_SET PROBLEM:_ Using the material that follows, identify and copy each line with the string "Хмельницкого".

(Saved entries)

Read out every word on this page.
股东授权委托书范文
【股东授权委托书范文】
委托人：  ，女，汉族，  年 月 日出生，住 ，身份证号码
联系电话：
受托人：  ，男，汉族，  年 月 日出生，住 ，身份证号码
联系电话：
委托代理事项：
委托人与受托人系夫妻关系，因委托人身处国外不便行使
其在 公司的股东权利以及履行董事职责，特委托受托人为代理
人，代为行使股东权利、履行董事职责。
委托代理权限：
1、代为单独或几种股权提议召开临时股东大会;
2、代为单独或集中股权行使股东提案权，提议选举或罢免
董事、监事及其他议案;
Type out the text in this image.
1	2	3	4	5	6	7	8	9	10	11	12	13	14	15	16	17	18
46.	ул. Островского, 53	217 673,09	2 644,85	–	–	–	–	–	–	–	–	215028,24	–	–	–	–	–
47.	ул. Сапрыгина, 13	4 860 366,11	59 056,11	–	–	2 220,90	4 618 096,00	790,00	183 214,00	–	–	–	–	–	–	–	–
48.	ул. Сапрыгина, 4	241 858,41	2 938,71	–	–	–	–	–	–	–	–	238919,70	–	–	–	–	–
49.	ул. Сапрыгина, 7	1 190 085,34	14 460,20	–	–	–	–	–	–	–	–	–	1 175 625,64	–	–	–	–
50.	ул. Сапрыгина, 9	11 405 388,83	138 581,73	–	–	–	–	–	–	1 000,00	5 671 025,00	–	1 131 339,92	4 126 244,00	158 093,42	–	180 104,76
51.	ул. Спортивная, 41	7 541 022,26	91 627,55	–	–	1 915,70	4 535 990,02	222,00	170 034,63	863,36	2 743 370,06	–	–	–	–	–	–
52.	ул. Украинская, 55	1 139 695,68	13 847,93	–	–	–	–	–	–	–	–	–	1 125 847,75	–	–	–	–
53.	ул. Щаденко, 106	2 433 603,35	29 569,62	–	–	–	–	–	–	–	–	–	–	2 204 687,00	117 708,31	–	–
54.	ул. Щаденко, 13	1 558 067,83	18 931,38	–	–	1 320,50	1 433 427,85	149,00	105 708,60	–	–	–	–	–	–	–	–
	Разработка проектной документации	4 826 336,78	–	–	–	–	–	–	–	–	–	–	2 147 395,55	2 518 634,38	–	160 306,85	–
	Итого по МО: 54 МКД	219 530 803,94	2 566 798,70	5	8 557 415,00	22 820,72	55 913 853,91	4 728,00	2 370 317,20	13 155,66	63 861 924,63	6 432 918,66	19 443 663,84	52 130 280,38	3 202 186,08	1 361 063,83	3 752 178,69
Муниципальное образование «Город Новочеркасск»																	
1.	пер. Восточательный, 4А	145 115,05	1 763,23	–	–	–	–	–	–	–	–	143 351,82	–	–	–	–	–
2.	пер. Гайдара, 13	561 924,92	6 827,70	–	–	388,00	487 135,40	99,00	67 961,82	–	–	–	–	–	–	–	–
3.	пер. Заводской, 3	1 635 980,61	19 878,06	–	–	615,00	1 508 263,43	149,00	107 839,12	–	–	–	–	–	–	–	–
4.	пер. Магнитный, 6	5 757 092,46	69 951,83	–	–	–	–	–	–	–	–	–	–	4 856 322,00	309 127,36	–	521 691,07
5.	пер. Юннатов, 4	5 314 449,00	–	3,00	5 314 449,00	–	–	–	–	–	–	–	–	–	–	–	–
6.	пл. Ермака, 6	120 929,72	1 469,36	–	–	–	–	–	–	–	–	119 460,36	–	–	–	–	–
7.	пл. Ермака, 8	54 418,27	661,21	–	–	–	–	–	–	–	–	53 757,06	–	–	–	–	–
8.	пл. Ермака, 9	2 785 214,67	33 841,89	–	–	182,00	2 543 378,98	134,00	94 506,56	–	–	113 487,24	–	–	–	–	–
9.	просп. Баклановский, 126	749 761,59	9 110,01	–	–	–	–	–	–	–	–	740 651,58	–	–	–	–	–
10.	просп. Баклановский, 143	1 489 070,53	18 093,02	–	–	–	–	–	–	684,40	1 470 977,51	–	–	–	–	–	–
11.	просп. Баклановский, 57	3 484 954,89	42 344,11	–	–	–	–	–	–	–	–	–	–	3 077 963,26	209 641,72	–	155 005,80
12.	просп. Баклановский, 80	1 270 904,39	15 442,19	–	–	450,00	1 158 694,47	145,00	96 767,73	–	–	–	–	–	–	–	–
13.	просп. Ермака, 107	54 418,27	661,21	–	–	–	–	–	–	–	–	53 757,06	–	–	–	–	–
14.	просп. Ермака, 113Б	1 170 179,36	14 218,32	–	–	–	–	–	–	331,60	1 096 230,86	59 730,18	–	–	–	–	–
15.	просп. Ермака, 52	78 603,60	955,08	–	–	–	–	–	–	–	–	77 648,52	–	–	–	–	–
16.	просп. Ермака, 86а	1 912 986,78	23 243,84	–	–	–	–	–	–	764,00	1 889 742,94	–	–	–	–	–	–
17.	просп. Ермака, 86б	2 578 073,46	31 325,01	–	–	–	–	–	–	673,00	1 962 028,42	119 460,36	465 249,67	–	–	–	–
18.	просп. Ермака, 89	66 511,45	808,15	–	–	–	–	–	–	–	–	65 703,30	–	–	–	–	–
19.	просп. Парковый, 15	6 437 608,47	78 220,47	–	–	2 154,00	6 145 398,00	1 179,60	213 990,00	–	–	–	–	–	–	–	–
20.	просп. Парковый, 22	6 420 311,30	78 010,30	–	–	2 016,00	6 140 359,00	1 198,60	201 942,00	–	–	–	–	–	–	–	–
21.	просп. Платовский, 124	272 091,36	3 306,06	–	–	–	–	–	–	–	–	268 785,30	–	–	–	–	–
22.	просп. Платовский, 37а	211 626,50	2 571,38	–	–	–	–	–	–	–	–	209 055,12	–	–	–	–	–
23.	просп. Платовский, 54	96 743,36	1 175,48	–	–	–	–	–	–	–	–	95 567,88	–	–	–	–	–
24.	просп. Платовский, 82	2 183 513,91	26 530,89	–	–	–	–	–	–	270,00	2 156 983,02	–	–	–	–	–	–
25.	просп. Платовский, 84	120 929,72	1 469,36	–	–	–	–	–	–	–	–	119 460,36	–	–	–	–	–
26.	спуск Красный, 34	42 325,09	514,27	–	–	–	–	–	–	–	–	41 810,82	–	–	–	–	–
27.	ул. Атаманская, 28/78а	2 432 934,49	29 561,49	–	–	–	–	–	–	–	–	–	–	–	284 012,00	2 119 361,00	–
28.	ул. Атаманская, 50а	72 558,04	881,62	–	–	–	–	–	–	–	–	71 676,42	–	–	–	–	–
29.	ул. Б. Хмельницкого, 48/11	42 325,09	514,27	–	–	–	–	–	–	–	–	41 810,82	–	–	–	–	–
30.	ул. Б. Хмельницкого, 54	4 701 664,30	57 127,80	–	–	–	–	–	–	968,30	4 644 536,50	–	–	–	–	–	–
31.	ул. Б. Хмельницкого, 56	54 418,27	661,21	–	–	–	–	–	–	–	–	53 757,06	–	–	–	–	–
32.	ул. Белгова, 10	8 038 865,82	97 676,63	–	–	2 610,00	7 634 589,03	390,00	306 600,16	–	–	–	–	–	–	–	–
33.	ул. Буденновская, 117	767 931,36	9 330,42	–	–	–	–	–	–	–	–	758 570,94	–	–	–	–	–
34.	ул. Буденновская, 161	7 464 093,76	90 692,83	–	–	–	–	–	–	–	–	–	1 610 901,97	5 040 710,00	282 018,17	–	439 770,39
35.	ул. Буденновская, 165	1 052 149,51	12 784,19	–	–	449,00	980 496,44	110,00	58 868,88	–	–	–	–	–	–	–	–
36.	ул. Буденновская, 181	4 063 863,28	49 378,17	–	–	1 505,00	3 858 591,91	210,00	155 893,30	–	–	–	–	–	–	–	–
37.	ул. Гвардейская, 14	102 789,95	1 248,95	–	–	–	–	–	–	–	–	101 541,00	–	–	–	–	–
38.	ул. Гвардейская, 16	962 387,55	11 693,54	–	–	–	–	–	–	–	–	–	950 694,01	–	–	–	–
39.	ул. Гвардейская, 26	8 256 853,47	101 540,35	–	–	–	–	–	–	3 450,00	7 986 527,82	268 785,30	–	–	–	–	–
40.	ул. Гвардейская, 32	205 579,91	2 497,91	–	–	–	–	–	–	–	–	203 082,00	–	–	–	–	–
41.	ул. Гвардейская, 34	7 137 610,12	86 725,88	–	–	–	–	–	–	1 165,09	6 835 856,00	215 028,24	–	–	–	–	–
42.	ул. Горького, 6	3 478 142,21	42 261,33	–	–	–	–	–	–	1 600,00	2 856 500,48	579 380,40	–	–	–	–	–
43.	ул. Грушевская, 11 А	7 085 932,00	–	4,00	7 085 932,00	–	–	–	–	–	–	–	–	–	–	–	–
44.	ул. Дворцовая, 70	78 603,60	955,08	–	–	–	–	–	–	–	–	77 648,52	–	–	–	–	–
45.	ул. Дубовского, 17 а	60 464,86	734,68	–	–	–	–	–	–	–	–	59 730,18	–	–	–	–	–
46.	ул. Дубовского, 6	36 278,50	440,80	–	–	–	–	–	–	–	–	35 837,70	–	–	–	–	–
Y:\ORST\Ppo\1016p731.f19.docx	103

_TASK ANSWER:_
29.	ул. Б. Хмельницкого, 48/11	42 325,09	514,27	–	–	–	–	–	–	–	–	41 810,82	–	–	–	–	–
30.	ул. Б. Хмельницкого, 54	4 701 664,30	57 127,80	–	–	–	–	–	–	968,30	4 644 536,50	–	–	–	–	–	–
31.	ул. Б. Хмельницкого, 56	54 418,27	661,21	–	–	–	–	–	–	–	–	53 757,06	–	–	–	–	–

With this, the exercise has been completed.